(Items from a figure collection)
----------------

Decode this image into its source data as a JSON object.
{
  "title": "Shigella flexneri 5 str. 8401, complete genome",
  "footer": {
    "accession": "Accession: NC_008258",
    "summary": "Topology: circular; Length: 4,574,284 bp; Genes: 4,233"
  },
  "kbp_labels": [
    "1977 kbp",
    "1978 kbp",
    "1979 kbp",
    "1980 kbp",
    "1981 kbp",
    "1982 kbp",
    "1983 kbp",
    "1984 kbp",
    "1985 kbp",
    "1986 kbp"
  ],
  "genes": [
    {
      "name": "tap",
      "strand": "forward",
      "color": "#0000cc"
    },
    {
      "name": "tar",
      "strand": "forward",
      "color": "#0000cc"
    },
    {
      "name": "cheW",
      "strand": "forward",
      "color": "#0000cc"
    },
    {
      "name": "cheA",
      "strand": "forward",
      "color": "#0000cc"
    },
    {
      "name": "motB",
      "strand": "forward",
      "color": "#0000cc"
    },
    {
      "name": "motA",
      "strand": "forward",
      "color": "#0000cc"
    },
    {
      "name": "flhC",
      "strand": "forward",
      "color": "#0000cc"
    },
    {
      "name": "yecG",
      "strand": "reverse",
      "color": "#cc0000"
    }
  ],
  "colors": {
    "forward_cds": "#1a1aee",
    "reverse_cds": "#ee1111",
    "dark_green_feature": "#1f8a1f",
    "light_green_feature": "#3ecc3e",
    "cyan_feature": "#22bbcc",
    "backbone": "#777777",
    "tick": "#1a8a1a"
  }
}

----------------

Copy the records above, keeping every word the same.

Decode this image into its source data as a JSON object.
{
  "title": "Shigella flexneri 5 str. 8401, complete genome",
  "footer": {
    "accession": "Accession: NC_008258",
    "summary": "Topology: circular; Length: 4,574,284 bp; Genes: 4,233"
  },
  "kbp_labels": [
    "1977 kbp",
    "1978 kbp",
    "1979 kbp",
    "1980 kbp",
    "1981 kbp",
    "1982 kbp",
    "1983 kbp",
    "1984 kbp",
    "1985 kbp",
    "1986 kbp"
  ],
  "genes": [
    {
      "name": "tap",
      "strand": "forward",
      "color": "#0000cc"
    },
    {
      "name": "tar",
      "strand": "forward",
      "color": "#0000cc"
    },
    {
      "name": "cheW",
      "strand": "forward",
      "color": "#0000cc"
    },
    {
      "name": "cheA",
      "strand": "forward",
      "color": "#0000cc"
    },
    {
      "name": "motB",
      "strand": "forward",
      "color": "#0000cc"
    },
    {
      "name": "motA",
      "strand": "forward",
      "color": "#0000cc"
    },
    {
      "name": "flhC",
      "strand": "forward",
      "color": "#0000cc"
    },
    {
      "name": "yecG",
      "strand": "reverse",
      "color": "#cc0000"
    }
  ],
  "colors": {
    "forward_cds": "#1a1aee",
    "reverse_cds": "#ee1111",
    "dark_green_feature": "#1f8a1f",
    "light_green_feature": "#3ecc3e",
    "cyan_feature": "#22bbcc",
    "backbone": "#777777",
    "tick": "#1a8a1a"
  }
}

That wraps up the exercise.